:: RECORDS FOR PROCESSING ::
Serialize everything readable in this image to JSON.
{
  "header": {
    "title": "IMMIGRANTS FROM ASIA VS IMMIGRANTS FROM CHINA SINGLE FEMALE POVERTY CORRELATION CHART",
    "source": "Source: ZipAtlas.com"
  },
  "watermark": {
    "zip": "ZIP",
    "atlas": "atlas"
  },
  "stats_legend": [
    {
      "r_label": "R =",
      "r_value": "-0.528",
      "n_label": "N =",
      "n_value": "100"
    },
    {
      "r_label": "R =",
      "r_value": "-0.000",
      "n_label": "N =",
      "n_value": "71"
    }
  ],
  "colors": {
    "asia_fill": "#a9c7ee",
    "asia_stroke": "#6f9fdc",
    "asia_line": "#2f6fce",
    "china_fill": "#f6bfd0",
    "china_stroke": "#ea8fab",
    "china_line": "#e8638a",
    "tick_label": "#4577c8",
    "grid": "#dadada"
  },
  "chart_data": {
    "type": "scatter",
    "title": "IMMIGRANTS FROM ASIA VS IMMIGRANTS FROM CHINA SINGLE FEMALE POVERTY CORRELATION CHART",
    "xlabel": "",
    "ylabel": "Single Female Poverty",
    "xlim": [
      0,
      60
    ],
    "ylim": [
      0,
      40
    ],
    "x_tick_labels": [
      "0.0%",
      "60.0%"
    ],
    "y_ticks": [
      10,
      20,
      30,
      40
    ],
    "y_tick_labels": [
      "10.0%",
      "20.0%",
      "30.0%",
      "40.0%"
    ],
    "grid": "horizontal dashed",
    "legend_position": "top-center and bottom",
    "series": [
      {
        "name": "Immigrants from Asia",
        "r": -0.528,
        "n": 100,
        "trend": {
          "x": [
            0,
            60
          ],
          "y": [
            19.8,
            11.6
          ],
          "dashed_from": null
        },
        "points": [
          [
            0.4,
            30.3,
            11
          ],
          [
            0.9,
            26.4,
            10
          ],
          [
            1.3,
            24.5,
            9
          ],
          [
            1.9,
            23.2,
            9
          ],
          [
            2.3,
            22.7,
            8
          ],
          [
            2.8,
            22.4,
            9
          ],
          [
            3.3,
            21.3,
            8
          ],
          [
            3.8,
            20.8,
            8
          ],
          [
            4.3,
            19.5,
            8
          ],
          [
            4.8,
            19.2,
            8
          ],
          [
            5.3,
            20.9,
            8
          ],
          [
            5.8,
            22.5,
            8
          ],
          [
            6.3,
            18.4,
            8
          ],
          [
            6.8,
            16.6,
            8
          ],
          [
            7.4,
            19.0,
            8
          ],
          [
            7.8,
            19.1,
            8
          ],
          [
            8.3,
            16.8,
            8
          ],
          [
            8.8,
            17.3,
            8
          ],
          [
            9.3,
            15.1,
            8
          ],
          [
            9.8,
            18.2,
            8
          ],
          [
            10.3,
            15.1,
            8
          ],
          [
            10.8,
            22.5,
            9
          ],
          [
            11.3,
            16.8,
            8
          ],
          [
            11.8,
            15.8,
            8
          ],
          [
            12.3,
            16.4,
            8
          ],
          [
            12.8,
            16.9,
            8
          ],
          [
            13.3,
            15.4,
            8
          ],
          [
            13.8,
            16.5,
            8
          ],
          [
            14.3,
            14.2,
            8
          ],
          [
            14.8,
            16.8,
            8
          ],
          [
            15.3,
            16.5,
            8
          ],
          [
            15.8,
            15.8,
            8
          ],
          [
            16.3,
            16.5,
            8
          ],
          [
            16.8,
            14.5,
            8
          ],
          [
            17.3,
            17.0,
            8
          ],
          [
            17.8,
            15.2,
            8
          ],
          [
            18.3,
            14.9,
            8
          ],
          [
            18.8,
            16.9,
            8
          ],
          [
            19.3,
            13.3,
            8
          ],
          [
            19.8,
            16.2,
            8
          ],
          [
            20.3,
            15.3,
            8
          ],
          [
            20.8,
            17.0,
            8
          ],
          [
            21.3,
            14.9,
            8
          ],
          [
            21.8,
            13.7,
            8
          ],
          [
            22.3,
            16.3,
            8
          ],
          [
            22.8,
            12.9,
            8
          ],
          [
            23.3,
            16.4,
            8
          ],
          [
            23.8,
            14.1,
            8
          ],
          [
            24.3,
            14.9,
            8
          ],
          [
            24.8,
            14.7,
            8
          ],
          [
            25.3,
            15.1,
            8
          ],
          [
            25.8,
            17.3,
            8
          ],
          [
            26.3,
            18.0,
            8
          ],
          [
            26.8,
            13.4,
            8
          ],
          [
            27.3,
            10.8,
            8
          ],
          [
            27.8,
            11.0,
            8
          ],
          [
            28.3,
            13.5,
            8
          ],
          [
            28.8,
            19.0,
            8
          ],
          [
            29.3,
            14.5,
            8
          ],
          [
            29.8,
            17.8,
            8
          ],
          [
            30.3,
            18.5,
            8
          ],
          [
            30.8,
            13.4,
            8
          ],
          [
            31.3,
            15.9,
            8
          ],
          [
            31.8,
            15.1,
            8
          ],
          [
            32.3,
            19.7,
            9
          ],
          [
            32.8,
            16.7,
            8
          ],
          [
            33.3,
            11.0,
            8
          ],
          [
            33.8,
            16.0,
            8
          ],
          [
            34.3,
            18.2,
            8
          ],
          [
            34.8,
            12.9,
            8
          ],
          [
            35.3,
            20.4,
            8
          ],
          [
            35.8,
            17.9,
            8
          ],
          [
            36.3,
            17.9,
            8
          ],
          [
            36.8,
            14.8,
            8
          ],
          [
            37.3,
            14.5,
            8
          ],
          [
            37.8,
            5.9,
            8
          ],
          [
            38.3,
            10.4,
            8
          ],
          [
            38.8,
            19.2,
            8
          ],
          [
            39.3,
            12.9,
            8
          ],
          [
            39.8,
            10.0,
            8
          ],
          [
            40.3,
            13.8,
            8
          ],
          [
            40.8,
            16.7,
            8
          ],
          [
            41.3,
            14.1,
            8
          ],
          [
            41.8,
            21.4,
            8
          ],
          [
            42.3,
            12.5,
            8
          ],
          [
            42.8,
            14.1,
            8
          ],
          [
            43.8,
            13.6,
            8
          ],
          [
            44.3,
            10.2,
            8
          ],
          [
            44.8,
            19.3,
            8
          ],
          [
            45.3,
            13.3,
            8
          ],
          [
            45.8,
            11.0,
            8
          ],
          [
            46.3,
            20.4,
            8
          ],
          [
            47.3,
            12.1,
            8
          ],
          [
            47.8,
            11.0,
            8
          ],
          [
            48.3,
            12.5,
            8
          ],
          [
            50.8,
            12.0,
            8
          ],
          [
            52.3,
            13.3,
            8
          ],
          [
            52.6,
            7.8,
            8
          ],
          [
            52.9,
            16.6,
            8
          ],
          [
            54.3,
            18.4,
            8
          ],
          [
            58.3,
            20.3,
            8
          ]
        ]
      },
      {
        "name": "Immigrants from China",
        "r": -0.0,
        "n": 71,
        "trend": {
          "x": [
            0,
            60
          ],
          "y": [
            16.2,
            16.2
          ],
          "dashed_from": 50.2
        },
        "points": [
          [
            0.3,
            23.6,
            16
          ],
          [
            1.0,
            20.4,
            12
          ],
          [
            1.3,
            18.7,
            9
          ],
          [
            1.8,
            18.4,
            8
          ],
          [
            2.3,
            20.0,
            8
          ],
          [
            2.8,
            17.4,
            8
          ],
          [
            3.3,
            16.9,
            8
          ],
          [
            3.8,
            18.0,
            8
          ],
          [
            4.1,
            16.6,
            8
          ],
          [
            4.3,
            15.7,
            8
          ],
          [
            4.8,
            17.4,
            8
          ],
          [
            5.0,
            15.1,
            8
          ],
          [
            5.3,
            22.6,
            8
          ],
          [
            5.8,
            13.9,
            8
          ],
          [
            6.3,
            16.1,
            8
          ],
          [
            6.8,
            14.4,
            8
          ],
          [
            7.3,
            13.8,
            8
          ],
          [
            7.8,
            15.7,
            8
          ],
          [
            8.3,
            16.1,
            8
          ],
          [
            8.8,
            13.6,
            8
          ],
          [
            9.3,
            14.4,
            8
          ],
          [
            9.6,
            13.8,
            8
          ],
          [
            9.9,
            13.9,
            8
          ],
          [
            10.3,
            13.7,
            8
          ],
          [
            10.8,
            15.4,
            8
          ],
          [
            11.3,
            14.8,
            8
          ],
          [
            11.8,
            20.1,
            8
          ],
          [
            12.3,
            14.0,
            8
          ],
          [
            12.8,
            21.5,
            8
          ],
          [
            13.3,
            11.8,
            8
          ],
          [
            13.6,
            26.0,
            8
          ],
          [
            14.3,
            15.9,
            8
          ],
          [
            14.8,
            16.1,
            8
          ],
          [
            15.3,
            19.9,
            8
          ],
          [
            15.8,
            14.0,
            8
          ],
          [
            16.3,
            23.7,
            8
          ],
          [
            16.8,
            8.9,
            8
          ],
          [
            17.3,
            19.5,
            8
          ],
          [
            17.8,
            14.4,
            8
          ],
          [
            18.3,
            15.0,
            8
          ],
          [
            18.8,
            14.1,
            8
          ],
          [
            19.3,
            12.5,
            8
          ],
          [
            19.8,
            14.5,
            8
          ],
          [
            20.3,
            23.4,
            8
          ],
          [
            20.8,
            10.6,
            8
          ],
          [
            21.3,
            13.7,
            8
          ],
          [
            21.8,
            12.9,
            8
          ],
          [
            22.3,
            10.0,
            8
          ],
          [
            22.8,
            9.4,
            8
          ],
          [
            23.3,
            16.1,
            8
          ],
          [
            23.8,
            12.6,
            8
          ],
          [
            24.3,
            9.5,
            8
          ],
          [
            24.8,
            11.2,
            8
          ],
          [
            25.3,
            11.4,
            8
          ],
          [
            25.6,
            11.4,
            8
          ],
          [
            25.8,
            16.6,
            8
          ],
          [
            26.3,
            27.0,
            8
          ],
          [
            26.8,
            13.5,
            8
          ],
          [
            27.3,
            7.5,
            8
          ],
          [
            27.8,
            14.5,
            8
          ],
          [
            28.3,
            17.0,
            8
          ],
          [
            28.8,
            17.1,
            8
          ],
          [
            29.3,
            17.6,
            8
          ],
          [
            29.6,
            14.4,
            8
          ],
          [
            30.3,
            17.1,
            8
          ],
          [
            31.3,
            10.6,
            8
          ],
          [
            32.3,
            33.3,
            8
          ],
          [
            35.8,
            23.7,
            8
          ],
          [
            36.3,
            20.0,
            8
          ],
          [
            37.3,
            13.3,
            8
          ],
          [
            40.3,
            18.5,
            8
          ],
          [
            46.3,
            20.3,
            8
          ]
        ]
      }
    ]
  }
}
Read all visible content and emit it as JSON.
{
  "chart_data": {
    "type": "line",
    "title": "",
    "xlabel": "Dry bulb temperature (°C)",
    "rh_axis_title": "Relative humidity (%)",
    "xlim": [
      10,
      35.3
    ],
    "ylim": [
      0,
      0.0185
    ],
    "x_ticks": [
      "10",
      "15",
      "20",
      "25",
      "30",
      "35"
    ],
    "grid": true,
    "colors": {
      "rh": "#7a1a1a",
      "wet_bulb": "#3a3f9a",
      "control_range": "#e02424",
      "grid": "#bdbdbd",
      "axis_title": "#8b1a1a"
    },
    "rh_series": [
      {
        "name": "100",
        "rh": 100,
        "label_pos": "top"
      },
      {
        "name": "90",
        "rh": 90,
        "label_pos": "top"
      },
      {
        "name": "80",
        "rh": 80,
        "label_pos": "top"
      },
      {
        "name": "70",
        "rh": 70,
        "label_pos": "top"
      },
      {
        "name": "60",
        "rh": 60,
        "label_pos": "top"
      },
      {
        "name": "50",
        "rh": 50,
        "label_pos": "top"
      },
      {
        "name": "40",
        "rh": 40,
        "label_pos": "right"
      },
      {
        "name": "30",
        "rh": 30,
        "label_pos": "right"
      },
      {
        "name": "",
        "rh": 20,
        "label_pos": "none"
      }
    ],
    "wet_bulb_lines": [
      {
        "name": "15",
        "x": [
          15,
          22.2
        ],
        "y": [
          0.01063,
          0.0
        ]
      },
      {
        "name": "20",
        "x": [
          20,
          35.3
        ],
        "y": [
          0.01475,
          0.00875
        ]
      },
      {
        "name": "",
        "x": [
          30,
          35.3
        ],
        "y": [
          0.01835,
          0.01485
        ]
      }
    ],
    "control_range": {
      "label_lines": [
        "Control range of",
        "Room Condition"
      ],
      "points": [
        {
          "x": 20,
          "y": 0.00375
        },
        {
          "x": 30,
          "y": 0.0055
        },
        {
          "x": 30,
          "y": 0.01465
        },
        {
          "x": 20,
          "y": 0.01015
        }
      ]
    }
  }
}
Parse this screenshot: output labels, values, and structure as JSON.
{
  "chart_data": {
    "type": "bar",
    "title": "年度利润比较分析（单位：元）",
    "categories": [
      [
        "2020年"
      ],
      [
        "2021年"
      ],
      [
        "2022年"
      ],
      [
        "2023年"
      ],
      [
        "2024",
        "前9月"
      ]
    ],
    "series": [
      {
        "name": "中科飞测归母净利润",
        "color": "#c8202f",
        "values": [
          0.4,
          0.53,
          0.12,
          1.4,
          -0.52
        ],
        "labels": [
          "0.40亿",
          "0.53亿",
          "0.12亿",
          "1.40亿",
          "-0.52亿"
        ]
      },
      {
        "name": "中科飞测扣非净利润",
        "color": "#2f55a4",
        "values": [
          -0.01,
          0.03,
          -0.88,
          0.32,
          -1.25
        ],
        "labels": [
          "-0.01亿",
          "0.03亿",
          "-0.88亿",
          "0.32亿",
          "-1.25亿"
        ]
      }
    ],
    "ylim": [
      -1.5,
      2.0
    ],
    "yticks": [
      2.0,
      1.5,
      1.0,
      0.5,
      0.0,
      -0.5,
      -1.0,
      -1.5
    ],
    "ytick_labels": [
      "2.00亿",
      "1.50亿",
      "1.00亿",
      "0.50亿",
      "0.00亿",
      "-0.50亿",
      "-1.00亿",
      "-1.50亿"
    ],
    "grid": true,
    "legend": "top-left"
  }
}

:: EXERCISE REQUIREMENTS ::
Gather each line from the listing above that holds "this".

:: WRITTEN RESPONSE ::
Serialize everything readable in this image to JSON.
Parse this screenshot: output labels, values, and structure as JSON.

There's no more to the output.